Start Records provided

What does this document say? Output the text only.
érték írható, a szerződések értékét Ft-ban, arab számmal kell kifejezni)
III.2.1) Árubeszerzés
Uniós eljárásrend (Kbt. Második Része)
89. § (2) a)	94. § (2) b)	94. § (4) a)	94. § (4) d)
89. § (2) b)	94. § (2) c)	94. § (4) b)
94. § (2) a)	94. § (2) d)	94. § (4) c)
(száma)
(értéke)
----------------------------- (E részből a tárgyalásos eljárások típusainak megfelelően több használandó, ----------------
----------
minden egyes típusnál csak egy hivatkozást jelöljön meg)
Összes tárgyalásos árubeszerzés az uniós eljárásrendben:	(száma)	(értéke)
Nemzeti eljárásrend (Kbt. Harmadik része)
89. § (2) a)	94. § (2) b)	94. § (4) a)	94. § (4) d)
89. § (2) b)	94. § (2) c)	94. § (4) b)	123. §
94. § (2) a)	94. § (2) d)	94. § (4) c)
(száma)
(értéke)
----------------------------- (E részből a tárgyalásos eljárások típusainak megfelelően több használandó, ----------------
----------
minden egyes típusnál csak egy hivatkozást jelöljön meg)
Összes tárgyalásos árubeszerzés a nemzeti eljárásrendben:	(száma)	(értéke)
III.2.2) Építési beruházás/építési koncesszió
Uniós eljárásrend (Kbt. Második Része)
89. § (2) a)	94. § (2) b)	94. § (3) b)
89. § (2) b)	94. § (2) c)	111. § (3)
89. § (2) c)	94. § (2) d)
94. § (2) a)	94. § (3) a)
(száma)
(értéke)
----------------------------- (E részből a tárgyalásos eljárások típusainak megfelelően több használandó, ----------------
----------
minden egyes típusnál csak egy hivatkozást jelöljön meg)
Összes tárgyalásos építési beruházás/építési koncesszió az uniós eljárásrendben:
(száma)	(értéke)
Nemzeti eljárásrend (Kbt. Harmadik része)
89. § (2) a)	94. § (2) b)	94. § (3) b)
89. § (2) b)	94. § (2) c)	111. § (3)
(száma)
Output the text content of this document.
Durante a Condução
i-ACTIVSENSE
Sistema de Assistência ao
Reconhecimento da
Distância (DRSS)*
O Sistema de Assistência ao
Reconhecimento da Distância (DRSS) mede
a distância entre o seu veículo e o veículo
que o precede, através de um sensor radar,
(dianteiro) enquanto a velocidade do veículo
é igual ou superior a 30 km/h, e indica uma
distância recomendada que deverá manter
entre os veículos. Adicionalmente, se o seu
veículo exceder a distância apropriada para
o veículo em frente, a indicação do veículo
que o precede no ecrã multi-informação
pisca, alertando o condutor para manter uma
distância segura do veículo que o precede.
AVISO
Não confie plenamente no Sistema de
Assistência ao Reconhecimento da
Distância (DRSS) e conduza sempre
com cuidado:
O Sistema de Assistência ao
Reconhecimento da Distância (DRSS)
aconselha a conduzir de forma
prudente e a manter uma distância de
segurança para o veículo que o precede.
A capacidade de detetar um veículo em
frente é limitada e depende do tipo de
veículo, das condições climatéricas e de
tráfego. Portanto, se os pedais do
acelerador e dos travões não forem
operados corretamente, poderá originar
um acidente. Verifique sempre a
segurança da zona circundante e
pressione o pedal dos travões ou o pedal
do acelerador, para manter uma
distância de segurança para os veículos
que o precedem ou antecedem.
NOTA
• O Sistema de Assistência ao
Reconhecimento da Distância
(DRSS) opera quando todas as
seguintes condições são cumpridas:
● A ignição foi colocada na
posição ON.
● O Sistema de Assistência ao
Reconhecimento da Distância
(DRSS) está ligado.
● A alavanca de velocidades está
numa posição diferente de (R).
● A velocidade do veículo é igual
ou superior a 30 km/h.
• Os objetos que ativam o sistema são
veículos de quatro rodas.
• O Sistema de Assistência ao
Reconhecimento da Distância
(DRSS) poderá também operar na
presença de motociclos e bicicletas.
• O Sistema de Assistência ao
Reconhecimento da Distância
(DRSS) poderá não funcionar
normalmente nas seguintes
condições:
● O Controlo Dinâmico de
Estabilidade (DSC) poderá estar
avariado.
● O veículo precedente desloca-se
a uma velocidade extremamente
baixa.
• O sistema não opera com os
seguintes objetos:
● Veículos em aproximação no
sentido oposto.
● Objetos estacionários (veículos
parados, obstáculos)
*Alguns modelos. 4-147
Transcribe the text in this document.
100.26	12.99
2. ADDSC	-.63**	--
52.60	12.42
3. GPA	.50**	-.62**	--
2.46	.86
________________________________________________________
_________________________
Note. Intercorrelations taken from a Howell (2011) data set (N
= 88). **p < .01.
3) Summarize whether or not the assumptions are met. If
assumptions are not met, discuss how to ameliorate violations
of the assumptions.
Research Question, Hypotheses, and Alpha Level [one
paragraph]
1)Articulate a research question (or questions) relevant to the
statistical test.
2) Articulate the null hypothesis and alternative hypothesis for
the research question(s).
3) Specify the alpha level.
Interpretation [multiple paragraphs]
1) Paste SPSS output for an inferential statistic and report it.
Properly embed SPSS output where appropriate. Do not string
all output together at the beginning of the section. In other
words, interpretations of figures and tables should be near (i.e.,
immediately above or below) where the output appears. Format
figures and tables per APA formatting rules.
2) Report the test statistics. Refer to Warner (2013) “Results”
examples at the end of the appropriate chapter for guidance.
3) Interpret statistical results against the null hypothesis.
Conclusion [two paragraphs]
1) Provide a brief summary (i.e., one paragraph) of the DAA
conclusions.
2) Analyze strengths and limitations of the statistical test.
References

End Records provided

* _Work to do_
Extract every line containing the string "sempre" from the data above.

* _Response for this exercise_
Distância (DRSS) e conduza sempre
um acidente. Verifique sempre a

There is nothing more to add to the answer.